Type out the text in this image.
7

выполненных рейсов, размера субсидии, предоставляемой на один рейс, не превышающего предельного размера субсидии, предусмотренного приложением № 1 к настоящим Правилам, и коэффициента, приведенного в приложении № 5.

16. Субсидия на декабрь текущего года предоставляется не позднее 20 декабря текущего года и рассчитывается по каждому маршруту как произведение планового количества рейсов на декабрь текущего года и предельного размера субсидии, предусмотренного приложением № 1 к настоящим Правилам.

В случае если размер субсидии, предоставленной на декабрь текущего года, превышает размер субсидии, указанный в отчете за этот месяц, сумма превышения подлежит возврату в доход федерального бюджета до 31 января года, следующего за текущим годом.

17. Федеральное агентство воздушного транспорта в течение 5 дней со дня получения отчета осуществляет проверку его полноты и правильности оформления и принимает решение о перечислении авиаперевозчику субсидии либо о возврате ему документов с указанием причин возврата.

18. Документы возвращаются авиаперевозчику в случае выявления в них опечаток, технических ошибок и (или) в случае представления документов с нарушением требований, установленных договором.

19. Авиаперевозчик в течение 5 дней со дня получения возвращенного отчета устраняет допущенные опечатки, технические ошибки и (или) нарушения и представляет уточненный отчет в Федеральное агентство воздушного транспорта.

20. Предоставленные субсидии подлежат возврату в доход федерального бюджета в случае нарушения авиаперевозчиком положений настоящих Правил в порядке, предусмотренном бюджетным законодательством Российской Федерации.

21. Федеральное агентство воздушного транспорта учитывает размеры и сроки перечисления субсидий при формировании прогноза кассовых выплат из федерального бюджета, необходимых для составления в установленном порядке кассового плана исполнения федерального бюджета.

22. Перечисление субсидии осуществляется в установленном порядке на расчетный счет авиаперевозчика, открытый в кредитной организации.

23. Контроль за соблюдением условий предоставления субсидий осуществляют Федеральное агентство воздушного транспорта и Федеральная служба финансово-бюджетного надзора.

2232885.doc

[WRITTEN REQUEST]
Reproduce the data shown above exactly.

[ANSWER FOR THIS EXERCISE]
Type out the text in this image.
7

выполненных рейсов, размера субсидии, предоставляемой на один рейс, не превышающего предельного размера субсидии, предусмотренного приложением № 1 к настоящим Правилам, и коэффициента, приведенного в приложении № 5.

16. Субсидия на декабрь текущего года предоставляется не позднее 20 декабря текущего года и рассчитывается по каждому маршруту как произведение планового количества рейсов на декабрь текущего года и предельного размера субсидии, предусмотренного приложением № 1 к настоящим Правилам.

В случае если размер субсидии, предоставленной на декабрь текущего года, превышает размер субсидии, указанный в отчете за этот месяц, сумма превышения подлежит возврату в доход федерального бюджета до 31 января года, следующего за текущим годом.

17. Федеральное агентство воздушного транспорта в течение 5 дней со дня получения отчета осуществляет проверку его полноты и правильности оформления и принимает решение о перечислении авиаперевозчику субсидии либо о возврате ему документов с указанием причин возврата.

18. Документы возвращаются авиаперевозчику в случае выявления в них опечаток, технических ошибок и (или) в случае представления документов с нарушением требований, установленных договором.

19. Авиаперевозчик в течение 5 дней со дня получения возвращенного отчета устраняет допущенные опечатки, технические ошибки и (или) нарушения и представляет уточненный отчет в Федеральное агентство воздушного транспорта.

20. Предоставленные субсидии подлежат возврату в доход федерального бюджета в случае нарушения авиаперевозчиком положений настоящих Правил в порядке, предусмотренном бюджетным законодательством Российской Федерации.

21. Федеральное агентство воздушного транспорта учитывает размеры и сроки перечисления субсидий при формировании прогноза кассовых выплат из федерального бюджета, необходимых для составления в установленном порядке кассового плана исполнения федерального бюджета.

22. Перечисление субсидии осуществляется в установленном порядке на расчетный счет авиаперевозчика, открытый в кредитной организации.

23. Контроль за соблюдением условий предоставления субсидий осуществляют Федеральное агентство воздушного транспорта и Федеральная служба финансово-бюджетного надзора.

2232885.doc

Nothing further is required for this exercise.